STATED EXERCISE » Report how many lines contain the word "Labour", with no other text.

(Chart and figure data)
+ + + + + + +

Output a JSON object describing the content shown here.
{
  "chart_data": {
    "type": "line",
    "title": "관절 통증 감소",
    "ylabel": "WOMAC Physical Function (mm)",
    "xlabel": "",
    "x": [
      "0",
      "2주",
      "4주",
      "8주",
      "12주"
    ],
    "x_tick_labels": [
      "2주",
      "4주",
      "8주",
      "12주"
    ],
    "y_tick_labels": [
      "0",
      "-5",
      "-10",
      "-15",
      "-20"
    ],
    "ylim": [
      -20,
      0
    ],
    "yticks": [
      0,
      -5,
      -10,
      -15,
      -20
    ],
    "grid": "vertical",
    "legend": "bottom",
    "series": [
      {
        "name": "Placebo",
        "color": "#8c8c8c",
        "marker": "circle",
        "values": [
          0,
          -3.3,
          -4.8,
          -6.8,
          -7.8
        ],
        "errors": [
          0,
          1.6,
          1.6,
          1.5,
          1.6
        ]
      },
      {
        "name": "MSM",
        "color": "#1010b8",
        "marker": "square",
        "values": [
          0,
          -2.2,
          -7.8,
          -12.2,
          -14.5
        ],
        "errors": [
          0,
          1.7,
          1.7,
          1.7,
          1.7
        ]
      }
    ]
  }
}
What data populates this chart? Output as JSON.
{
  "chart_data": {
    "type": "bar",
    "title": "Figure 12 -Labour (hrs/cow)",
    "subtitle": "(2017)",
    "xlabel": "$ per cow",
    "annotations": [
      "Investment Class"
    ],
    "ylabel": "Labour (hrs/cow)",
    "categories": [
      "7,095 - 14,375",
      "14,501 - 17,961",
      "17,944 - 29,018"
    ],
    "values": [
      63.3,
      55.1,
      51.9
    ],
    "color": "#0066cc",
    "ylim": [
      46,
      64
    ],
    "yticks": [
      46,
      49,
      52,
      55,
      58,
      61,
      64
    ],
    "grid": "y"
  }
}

+ + + + + + +

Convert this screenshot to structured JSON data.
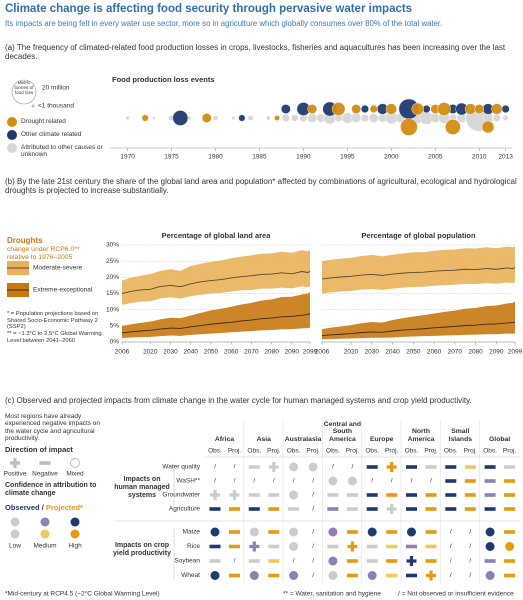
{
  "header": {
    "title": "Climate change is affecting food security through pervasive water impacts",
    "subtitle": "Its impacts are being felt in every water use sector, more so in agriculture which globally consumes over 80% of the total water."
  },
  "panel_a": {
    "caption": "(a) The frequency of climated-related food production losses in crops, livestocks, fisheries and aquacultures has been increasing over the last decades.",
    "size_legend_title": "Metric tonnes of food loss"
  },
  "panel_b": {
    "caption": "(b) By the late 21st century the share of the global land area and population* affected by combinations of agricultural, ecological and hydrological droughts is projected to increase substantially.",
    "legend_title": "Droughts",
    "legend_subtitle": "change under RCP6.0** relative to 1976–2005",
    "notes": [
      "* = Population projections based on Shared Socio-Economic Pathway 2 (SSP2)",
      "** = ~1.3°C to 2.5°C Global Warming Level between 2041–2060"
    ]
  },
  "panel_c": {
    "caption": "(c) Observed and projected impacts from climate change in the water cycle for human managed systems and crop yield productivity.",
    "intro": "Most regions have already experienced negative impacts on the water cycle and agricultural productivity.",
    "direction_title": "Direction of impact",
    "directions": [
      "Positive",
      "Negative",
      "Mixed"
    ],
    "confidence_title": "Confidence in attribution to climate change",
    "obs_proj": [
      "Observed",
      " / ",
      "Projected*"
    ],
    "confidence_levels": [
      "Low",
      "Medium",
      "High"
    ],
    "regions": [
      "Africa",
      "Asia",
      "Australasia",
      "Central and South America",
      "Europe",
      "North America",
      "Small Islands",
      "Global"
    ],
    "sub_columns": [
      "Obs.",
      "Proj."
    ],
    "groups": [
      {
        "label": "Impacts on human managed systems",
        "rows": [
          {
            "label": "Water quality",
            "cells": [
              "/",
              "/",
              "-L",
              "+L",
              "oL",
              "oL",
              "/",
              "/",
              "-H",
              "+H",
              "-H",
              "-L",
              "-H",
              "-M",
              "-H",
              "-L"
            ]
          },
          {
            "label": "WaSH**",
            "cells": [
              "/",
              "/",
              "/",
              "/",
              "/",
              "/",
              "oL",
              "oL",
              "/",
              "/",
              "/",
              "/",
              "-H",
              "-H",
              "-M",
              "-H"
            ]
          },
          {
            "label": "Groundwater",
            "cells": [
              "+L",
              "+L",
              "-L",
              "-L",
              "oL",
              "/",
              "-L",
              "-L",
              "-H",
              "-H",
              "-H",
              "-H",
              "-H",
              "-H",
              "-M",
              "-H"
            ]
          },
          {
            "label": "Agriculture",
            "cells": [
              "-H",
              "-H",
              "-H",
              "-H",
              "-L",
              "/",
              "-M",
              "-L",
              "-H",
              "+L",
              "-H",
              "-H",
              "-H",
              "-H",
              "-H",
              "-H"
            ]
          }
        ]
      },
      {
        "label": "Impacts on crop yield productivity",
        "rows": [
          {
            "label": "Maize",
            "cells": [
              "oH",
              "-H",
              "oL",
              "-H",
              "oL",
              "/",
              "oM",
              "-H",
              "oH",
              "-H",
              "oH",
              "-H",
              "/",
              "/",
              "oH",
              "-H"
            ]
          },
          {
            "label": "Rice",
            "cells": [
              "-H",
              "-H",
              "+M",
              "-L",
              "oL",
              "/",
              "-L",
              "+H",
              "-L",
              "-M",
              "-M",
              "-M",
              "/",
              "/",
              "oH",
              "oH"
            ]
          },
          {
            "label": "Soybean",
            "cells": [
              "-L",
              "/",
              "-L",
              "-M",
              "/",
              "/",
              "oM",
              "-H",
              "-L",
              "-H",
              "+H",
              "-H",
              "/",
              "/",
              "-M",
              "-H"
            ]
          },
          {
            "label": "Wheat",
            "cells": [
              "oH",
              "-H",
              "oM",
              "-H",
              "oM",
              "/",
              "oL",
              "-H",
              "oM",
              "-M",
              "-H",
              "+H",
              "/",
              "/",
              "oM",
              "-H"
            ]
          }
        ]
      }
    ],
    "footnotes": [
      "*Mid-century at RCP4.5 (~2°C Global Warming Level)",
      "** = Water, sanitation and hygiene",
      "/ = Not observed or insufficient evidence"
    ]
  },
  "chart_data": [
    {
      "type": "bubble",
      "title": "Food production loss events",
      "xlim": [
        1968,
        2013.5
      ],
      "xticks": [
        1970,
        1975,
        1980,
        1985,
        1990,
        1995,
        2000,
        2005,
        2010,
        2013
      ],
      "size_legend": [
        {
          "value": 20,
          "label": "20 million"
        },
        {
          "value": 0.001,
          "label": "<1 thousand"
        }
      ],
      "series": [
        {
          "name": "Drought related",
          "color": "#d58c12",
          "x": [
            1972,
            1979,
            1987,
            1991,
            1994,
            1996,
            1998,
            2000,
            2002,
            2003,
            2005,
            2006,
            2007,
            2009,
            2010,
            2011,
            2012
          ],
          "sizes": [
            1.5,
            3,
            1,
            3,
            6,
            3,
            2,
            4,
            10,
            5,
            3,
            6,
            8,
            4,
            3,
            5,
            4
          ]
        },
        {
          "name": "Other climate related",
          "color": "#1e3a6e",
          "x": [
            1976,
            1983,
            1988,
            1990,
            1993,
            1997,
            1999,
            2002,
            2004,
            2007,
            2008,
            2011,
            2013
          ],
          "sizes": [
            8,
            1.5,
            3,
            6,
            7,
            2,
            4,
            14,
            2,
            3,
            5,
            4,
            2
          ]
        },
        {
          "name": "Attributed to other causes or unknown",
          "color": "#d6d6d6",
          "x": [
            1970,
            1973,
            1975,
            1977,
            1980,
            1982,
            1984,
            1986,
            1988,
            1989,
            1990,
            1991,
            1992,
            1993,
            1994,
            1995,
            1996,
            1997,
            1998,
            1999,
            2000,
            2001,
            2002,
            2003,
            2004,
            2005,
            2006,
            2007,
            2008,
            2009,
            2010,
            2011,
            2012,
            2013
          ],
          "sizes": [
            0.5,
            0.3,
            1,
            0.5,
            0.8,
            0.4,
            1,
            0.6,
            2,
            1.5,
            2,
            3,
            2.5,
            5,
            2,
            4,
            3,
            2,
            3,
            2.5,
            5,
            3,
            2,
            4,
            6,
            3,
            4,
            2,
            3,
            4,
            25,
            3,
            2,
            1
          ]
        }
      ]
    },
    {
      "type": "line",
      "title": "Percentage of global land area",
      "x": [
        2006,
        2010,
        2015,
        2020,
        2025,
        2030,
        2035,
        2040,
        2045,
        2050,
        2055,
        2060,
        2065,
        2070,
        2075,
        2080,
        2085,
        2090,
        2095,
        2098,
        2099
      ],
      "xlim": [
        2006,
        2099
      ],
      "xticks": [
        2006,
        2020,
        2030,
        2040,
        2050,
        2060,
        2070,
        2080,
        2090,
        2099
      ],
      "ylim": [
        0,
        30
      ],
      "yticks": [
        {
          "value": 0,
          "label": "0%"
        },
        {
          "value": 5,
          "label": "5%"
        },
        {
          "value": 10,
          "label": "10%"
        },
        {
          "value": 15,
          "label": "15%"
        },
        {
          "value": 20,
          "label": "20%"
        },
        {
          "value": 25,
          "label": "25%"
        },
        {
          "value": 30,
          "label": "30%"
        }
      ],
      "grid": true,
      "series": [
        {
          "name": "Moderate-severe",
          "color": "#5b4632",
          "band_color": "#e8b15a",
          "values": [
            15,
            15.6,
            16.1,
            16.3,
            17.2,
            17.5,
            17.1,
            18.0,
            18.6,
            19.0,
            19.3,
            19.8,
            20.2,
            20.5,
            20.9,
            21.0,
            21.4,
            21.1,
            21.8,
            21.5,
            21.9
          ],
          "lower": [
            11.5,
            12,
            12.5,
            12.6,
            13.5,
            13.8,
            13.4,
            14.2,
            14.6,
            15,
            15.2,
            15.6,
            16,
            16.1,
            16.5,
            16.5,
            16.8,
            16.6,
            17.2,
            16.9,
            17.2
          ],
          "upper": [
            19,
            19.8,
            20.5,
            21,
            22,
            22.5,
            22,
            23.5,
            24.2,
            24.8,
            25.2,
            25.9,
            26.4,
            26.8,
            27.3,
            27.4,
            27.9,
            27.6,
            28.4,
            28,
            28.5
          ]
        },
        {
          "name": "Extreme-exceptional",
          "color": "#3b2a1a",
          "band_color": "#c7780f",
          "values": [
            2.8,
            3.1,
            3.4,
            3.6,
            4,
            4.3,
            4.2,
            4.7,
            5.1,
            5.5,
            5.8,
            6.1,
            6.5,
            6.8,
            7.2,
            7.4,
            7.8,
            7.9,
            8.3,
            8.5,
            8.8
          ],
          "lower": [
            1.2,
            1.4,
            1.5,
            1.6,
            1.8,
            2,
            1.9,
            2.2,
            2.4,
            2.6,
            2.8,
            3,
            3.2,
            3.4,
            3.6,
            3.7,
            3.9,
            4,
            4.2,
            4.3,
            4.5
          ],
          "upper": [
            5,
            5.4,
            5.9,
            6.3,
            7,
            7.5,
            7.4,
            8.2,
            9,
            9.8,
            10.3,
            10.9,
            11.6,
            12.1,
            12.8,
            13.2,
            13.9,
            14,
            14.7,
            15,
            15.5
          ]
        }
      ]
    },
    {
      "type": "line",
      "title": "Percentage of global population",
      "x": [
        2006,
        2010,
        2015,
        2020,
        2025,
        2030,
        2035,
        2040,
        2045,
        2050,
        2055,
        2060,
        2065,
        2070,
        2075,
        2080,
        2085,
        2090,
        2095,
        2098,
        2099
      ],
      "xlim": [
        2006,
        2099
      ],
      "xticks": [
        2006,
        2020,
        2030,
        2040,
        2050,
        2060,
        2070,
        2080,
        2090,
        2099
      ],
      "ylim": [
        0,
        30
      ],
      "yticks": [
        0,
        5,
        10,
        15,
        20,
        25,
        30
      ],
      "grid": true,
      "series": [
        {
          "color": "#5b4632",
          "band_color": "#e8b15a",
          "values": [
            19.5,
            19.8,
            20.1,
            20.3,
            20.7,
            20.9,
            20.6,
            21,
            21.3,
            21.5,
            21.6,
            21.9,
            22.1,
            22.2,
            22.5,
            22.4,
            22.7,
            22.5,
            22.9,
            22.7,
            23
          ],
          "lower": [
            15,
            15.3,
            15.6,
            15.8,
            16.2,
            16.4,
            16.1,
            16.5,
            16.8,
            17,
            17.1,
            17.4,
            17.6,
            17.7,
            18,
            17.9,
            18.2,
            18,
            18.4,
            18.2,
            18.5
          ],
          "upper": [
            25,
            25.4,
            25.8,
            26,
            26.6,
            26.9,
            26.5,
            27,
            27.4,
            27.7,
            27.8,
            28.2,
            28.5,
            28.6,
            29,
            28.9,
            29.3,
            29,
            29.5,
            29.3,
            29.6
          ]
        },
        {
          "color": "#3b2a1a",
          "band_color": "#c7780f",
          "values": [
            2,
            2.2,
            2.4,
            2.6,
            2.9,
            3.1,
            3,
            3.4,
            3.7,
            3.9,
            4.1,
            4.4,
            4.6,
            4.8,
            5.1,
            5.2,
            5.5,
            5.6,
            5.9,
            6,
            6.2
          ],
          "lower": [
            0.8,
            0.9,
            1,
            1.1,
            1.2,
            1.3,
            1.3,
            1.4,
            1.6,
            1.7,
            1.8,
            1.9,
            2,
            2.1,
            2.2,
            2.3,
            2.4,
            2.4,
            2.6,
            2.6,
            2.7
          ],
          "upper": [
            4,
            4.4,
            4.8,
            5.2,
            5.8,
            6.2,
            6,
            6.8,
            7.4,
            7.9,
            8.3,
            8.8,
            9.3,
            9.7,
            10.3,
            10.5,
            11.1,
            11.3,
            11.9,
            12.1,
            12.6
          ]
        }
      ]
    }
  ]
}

+ + + + + + +

WRITTEN ANSWER » 2